▶ _SHORT TASK_
Report how many lines in the records below contain the word "образовательных". Give only the number.

▶ _RAW DATA_
>>>
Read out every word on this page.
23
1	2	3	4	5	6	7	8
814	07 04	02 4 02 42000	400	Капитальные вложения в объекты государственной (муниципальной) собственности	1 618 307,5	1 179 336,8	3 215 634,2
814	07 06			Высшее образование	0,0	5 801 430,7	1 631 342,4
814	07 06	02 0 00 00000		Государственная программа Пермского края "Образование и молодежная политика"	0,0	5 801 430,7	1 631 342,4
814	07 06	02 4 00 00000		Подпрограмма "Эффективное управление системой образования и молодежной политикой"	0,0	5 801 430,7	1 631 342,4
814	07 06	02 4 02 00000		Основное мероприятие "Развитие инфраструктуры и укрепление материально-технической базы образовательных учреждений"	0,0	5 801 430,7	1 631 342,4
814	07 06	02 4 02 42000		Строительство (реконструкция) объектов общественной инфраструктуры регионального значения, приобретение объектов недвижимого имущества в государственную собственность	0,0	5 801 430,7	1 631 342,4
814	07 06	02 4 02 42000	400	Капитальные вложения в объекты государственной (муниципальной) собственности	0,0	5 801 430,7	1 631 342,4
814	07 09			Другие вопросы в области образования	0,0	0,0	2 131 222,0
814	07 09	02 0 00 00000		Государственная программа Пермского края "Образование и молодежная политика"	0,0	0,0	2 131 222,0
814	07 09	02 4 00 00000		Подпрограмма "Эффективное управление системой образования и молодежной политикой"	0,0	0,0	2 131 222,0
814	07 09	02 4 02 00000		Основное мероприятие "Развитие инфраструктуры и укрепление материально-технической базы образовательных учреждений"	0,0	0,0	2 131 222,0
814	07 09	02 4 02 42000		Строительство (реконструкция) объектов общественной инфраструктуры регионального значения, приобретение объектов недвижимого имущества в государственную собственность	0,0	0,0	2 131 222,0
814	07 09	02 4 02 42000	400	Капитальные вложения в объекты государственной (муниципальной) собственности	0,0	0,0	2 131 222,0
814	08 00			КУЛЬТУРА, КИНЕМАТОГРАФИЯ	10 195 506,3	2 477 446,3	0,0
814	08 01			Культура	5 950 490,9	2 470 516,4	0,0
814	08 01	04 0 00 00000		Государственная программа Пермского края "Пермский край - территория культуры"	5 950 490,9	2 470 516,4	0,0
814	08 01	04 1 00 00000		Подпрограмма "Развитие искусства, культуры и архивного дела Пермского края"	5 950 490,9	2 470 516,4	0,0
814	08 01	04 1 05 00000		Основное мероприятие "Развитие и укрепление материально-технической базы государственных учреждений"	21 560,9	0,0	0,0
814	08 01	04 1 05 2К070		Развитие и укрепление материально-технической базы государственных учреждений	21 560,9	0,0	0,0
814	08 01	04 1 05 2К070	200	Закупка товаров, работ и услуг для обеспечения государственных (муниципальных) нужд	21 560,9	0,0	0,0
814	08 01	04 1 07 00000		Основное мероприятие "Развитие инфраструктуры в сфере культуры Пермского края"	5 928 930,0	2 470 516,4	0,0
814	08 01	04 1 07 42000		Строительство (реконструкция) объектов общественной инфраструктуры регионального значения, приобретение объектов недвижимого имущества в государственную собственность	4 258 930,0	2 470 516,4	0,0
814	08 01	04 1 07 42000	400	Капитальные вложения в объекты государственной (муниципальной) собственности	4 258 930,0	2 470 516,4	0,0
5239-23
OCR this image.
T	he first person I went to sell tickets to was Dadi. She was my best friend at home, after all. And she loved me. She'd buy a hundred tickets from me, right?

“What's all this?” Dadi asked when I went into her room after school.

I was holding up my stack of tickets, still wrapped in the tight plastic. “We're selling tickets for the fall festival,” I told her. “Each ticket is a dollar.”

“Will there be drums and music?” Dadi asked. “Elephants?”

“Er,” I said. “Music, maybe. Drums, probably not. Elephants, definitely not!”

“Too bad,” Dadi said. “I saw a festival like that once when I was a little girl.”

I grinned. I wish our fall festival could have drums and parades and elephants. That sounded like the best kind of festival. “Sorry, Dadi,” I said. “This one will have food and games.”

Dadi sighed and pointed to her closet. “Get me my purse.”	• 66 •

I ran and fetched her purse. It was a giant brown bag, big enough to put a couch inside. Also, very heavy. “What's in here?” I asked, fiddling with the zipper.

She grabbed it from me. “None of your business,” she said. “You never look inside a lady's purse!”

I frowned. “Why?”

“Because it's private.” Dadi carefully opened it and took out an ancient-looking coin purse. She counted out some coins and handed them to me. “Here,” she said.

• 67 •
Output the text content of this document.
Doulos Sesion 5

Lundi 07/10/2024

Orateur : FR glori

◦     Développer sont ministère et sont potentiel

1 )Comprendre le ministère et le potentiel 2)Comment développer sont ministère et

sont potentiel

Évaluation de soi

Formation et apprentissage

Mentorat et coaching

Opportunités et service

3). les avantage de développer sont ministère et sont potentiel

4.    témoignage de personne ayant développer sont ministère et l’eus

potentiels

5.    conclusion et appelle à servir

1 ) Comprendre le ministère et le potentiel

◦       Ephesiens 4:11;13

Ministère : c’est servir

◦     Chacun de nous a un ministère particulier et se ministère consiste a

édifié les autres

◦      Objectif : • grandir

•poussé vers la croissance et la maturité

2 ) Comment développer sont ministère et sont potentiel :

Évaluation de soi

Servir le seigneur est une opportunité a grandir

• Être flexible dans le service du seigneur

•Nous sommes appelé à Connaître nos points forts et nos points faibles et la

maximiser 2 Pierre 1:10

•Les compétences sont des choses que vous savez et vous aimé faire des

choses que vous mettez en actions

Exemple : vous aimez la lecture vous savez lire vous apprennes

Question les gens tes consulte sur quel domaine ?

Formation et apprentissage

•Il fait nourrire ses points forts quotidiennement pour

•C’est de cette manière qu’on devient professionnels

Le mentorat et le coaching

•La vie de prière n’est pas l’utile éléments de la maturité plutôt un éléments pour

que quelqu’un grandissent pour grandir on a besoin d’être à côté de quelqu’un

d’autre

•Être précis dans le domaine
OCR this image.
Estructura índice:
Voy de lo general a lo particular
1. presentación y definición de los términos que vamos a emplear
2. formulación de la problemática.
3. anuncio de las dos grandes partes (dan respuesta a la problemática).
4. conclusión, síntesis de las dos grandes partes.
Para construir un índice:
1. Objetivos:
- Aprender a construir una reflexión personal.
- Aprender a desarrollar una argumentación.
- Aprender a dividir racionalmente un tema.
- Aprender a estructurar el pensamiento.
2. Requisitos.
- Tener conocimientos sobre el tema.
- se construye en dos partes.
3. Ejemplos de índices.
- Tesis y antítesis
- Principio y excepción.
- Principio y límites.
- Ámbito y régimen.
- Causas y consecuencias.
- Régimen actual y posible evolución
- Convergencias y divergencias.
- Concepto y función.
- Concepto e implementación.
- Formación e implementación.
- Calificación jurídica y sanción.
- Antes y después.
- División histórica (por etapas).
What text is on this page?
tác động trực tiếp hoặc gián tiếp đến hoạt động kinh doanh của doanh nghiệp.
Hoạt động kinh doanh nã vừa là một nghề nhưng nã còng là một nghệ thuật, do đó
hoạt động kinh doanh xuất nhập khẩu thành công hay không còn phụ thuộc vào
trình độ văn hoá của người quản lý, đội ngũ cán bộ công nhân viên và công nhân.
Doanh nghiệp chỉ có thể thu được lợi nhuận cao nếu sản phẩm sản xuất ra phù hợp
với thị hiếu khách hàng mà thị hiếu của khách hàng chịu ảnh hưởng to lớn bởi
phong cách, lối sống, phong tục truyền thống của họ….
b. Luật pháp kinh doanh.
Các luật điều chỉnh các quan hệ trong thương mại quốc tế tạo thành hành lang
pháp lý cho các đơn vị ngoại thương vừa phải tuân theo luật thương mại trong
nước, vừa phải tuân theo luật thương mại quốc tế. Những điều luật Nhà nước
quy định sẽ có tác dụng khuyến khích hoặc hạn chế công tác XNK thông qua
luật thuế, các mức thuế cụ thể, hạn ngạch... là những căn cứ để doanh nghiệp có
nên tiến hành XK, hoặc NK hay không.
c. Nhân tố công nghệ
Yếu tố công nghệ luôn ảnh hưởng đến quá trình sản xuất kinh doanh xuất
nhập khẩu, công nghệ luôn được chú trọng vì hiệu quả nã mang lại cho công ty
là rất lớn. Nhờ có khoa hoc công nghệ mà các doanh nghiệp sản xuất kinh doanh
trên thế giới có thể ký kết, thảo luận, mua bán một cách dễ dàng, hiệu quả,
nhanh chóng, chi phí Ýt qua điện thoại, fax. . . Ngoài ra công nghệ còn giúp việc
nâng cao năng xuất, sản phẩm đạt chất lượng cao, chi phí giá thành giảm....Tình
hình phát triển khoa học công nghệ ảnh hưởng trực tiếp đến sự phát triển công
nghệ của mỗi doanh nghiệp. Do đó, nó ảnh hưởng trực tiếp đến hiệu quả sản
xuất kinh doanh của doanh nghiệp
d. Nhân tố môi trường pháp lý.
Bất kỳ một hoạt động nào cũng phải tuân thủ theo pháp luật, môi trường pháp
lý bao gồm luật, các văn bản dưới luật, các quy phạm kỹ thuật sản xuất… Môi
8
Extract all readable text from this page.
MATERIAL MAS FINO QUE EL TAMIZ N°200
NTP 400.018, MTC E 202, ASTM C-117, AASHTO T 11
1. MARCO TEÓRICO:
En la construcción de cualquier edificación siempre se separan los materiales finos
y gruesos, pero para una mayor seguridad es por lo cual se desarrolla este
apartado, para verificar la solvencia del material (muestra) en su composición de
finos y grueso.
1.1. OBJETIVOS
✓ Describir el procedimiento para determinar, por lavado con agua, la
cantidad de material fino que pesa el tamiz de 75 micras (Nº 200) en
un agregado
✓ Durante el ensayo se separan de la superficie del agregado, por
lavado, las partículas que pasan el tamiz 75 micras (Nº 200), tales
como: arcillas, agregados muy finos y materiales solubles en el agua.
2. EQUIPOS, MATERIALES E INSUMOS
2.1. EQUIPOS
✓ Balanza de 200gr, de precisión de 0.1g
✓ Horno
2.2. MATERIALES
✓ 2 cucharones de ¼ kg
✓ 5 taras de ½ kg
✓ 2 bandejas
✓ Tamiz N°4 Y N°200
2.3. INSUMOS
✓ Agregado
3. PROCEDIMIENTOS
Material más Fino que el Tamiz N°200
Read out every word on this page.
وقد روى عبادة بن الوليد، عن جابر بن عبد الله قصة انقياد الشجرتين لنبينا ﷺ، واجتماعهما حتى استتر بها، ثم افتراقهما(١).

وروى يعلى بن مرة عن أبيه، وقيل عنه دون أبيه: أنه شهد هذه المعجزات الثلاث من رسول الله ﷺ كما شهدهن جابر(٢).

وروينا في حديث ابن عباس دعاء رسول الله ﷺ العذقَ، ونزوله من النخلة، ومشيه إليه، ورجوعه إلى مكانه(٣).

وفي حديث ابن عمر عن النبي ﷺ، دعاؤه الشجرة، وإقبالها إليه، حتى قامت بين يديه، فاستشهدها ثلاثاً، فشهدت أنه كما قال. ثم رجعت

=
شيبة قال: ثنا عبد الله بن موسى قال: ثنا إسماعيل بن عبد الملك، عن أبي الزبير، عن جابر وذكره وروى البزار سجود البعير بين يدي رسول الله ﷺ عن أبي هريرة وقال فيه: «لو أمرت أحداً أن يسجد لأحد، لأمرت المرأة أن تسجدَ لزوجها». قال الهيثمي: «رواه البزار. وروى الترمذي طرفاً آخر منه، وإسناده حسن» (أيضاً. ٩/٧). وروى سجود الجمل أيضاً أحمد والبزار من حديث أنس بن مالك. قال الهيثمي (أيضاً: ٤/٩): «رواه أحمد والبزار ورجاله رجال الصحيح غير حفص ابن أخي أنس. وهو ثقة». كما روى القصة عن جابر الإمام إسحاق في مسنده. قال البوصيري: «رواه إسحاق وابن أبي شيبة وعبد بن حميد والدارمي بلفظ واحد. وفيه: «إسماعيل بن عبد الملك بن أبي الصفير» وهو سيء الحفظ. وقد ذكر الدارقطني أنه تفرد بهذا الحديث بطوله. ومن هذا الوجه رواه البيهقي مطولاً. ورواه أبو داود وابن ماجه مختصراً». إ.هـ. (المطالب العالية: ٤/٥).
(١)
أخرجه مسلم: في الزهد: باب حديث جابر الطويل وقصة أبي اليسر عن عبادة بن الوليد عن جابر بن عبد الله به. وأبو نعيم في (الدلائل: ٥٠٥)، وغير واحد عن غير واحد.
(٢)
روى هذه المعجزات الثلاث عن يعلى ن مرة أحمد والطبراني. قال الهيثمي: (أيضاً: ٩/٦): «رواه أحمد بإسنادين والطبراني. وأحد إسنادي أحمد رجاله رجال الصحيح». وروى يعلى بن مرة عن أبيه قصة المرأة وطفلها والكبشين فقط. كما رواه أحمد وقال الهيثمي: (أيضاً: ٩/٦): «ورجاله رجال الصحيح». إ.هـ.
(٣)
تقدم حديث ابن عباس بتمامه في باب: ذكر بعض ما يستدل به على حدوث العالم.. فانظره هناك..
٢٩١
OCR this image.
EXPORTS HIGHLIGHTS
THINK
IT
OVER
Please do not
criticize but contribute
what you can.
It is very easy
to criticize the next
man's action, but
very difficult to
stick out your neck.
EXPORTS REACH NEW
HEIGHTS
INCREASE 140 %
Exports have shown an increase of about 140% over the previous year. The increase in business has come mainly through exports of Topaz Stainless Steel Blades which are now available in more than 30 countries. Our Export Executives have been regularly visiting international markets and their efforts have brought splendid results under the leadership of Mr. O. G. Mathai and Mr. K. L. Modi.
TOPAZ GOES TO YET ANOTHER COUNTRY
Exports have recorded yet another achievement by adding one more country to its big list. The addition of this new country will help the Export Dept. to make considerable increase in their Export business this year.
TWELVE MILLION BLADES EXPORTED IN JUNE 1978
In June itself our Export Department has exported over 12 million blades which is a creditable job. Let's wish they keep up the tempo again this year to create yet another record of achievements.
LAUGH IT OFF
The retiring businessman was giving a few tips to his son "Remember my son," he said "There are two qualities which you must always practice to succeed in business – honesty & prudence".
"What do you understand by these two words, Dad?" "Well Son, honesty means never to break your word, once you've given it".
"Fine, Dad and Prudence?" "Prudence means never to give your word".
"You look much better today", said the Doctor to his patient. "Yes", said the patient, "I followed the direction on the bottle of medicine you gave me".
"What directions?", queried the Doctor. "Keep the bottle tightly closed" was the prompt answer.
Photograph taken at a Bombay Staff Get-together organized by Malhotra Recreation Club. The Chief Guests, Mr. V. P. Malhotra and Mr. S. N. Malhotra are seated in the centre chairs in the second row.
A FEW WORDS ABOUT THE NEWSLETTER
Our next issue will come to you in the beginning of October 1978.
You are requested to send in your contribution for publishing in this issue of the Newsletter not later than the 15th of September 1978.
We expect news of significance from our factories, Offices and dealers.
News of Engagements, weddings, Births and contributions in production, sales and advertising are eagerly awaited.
<<<
▶ _REPLY_
2